## Work instructions
Return all of the entries exactly as written.

## Record list
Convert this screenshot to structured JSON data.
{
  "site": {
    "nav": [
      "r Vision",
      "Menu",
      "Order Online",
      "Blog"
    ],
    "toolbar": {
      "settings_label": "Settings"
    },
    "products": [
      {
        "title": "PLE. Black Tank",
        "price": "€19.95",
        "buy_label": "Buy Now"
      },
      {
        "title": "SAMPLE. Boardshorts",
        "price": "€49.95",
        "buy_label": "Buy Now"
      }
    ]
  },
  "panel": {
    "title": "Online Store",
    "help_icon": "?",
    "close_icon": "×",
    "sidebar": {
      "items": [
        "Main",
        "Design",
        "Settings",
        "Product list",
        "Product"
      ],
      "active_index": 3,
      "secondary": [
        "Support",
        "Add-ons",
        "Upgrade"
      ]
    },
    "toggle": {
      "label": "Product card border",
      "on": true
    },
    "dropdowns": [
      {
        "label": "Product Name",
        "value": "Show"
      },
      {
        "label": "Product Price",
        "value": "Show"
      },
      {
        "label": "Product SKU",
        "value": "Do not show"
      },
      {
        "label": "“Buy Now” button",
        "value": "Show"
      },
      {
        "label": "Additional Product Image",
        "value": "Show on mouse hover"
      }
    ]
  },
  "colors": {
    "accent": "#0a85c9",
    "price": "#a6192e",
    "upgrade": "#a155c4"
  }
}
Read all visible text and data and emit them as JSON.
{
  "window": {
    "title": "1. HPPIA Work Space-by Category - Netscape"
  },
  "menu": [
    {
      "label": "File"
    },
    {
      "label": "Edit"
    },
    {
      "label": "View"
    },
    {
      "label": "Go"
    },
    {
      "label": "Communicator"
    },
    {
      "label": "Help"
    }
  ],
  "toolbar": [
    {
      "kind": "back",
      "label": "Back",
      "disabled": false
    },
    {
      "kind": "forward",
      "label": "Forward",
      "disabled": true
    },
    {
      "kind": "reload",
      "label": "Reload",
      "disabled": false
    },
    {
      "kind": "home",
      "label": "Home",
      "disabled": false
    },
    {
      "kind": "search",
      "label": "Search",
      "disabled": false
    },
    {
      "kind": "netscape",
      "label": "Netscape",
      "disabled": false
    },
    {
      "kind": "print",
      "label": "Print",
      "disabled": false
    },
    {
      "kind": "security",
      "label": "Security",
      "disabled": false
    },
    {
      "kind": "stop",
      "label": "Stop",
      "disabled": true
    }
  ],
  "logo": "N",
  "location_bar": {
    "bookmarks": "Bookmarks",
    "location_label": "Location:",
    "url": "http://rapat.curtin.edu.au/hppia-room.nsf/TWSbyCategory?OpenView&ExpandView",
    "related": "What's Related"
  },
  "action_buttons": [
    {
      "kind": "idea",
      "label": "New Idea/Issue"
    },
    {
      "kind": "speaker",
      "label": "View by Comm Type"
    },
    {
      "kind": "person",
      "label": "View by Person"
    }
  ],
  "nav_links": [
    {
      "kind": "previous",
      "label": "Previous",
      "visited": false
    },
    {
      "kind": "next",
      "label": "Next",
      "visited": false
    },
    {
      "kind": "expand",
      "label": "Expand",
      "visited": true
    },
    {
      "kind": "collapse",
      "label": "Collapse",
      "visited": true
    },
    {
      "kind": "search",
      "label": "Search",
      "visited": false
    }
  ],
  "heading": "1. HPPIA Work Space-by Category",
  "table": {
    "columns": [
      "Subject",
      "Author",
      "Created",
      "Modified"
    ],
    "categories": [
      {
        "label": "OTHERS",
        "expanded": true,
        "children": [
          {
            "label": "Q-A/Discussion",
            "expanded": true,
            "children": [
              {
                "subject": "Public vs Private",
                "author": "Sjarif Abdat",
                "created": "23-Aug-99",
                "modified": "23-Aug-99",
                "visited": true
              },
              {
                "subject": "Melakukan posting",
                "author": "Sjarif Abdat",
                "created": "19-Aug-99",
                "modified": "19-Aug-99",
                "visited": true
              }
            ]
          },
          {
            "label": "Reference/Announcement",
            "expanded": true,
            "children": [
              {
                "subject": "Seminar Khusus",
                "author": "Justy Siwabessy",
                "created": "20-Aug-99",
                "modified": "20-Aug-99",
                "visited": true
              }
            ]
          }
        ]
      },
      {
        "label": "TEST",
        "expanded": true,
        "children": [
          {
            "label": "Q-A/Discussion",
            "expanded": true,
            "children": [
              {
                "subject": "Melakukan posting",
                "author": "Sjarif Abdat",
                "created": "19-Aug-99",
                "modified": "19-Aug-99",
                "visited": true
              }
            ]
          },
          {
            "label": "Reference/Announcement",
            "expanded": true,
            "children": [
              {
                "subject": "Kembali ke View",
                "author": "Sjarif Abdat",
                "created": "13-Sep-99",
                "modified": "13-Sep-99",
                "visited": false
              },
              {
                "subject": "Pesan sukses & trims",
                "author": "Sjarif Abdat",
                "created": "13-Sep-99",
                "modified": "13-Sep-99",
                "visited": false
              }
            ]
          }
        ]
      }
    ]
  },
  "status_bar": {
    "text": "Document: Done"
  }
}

## Solution for this problem
Convert this screenshot to structured JSON data.
{
  "site": {
    "nav": [
      "r Vision",
      "Menu",
      "Order Online",
      "Blog"
    ],
    "toolbar": {
      "settings_label": "Settings"
    },
    "products": [
      {
        "title": "PLE. Black Tank",
        "price": "€19.95",
        "buy_label": "Buy Now"
      },
      {
        "title": "SAMPLE. Boardshorts",
        "price": "€49.95",
        "buy_label": "Buy Now"
      }
    ]
  },
  "panel": {
    "title": "Online Store",
    "help_icon": "?",
    "close_icon": "×",
    "sidebar": {
      "items": [
        "Main",
        "Design",
        "Settings",
        "Product list",
        "Product"
      ],
      "active_index": 3,
      "secondary": [
        "Support",
        "Add-ons",
        "Upgrade"
      ]
    },
    "toggle": {
      "label": "Product card border",
      "on": true
    },
    "dropdowns": [
      {
        "label": "Product Name",
        "value": "Show"
      },
      {
        "label": "Product Price",
        "value": "Show"
      },
      {
        "label": "Product SKU",
        "value": "Do not show"
      },
      {
        "label": "“Buy Now” button",
        "value": "Show"
      },
      {
        "label": "Additional Product Image",
        "value": "Show on mouse hover"
      }
    ]
  },
  "colors": {
    "accent": "#0a85c9",
    "price": "#a6192e",
    "upgrade": "#a155c4"
  }
}
Read all visible text and data and emit them as JSON.
{
  "window": {
    "title": "1. HPPIA Work Space-by Category - Netscape"
  },
  "menu": [
    {
      "label": "File"
    },
    {
      "label": "Edit"
    },
    {
      "label": "View"
    },
    {
      "label": "Go"
    },
    {
      "label": "Communicator"
    },
    {
      "label": "Help"
    }
  ],
  "toolbar": [
    {
      "kind": "back",
      "label": "Back",
      "disabled": false
    },
    {
      "kind": "forward",
      "label": "Forward",
      "disabled": true
    },
    {
      "kind": "reload",
      "label": "Reload",
      "disabled": false
    },
    {
      "kind": "home",
      "label": "Home",
      "disabled": false
    },
    {
      "kind": "search",
      "label": "Search",
      "disabled": false
    },
    {
      "kind": "netscape",
      "label": "Netscape",
      "disabled": false
    },
    {
      "kind": "print",
      "label": "Print",
      "disabled": false
    },
    {
      "kind": "security",
      "label": "Security",
      "disabled": false
    },
    {
      "kind": "stop",
      "label": "Stop",
      "disabled": true
    }
  ],
  "logo": "N",
  "location_bar": {
    "bookmarks": "Bookmarks",
    "location_label": "Location:",
    "url": "http://rapat.curtin.edu.au/hppia-room.nsf/TWSbyCategory?OpenView&ExpandView",
    "related": "What's Related"
  },
  "action_buttons": [
    {
      "kind": "idea",
      "label": "New Idea/Issue"
    },
    {
      "kind": "speaker",
      "label": "View by Comm Type"
    },
    {
      "kind": "person",
      "label": "View by Person"
    }
  ],
  "nav_links": [
    {
      "kind": "previous",
      "label": "Previous",
      "visited": false
    },
    {
      "kind": "next",
      "label": "Next",
      "visited": false
    },
    {
      "kind": "expand",
      "label": "Expand",
      "visited": true
    },
    {
      "kind": "collapse",
      "label": "Collapse",
      "visited": true
    },
    {
      "kind": "search",
      "label": "Search",
      "visited": false
    }
  ],
  "heading": "1. HPPIA Work Space-by Category",
  "table": {
    "columns": [
      "Subject",
      "Author",
      "Created",
      "Modified"
    ],
    "categories": [
      {
        "label": "OTHERS",
        "expanded": true,
        "children": [
          {
            "label": "Q-A/Discussion",
            "expanded": true,
            "children": [
              {
                "subject": "Public vs Private",
                "author": "Sjarif Abdat",
                "created": "23-Aug-99",
                "modified": "23-Aug-99",
                "visited": true
              },
              {
                "subject": "Melakukan posting",
                "author": "Sjarif Abdat",
                "created": "19-Aug-99",
                "modified": "19-Aug-99",
                "visited": true
              }
            ]
          },
          {
            "label": "Reference/Announcement",
            "expanded": true,
            "children": [
              {
                "subject": "Seminar Khusus",
                "author": "Justy Siwabessy",
                "created": "20-Aug-99",
                "modified": "20-Aug-99",
                "visited": true
              }
            ]
          }
        ]
      },
      {
        "label": "TEST",
        "expanded": true,
        "children": [
          {
            "label": "Q-A/Discussion",
            "expanded": true,
            "children": [
              {
                "subject": "Melakukan posting",
                "author": "Sjarif Abdat",
                "created": "19-Aug-99",
                "modified": "19-Aug-99",
                "visited": true
              }
            ]
          },
          {
            "label": "Reference/Announcement",
            "expanded": true,
            "children": [
              {
                "subject": "Kembali ke View",
                "author": "Sjarif Abdat",
                "created": "13-Sep-99",
                "modified": "13-Sep-99",
                "visited": false
              },
              {
                "subject": "Pesan sukses & trims",
                "author": "Sjarif Abdat",
                "created": "13-Sep-99",
                "modified": "13-Sep-99",
                "visited": false
              }
            ]
          }
        ]
      }
    ]
  },
  "status_bar": {
    "text": "Document: Done"
  }
}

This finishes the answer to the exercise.